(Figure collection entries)
^^^^^^^^

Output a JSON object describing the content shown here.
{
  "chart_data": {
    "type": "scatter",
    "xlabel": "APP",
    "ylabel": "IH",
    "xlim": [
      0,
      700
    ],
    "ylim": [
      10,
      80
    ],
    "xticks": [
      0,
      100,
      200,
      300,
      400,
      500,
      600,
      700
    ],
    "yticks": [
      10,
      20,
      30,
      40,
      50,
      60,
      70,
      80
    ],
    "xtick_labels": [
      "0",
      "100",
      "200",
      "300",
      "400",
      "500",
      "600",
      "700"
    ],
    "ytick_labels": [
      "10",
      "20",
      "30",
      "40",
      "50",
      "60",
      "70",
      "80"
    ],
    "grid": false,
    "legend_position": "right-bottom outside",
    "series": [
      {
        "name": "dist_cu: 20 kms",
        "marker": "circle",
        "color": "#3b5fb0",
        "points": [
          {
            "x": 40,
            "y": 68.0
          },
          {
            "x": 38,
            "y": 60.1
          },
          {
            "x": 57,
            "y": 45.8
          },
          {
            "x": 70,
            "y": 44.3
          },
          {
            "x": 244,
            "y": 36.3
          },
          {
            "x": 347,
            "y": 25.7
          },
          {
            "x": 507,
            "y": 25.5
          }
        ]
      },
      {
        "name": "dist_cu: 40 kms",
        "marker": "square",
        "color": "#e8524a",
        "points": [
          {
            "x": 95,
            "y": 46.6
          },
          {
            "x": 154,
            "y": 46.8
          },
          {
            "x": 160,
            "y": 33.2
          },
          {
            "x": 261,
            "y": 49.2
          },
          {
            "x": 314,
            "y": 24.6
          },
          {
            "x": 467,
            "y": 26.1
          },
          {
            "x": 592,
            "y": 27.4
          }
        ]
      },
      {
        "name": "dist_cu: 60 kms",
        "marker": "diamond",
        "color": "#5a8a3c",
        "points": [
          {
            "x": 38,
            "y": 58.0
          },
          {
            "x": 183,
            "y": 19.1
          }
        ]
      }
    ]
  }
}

^^^^^^^^

- **Objective**: Please set down all the data word for word.

- **Output below**:
Output a JSON object describing the content shown here.
{
  "chart_data": {
    "type": "scatter",
    "xlabel": "APP",
    "ylabel": "IH",
    "xlim": [
      0,
      700
    ],
    "ylim": [
      10,
      80
    ],
    "xticks": [
      0,
      100,
      200,
      300,
      400,
      500,
      600,
      700
    ],
    "yticks": [
      10,
      20,
      30,
      40,
      50,
      60,
      70,
      80
    ],
    "xtick_labels": [
      "0",
      "100",
      "200",
      "300",
      "400",
      "500",
      "600",
      "700"
    ],
    "ytick_labels": [
      "10",
      "20",
      "30",
      "40",
      "50",
      "60",
      "70",
      "80"
    ],
    "grid": false,
    "legend_position": "right-bottom outside",
    "series": [
      {
        "name": "dist_cu: 20 kms",
        "marker": "circle",
        "color": "#3b5fb0",
        "points": [
          {
            "x": 40,
            "y": 68.0
          },
          {
            "x": 38,
            "y": 60.1
          },
          {
            "x": 57,
            "y": 45.8
          },
          {
            "x": 70,
            "y": 44.3
          },
          {
            "x": 244,
            "y": 36.3
          },
          {
            "x": 347,
            "y": 25.7
          },
          {
            "x": 507,
            "y": 25.5
          }
        ]
      },
      {
        "name": "dist_cu: 40 kms",
        "marker": "square",
        "color": "#e8524a",
        "points": [
          {
            "x": 95,
            "y": 46.6
          },
          {
            "x": 154,
            "y": 46.8
          },
          {
            "x": 160,
            "y": 33.2
          },
          {
            "x": 261,
            "y": 49.2
          },
          {
            "x": 314,
            "y": 24.6
          },
          {
            "x": 467,
            "y": 26.1
          },
          {
            "x": 592,
            "y": 27.4
          }
        ]
      },
      {
        "name": "dist_cu: 60 kms",
        "marker": "diamond",
        "color": "#5a8a3c",
        "points": [
          {
            "x": 38,
            "y": 58.0
          },
          {
            "x": 183,
            "y": 19.1
          }
        ]
      }
    ]
  }
}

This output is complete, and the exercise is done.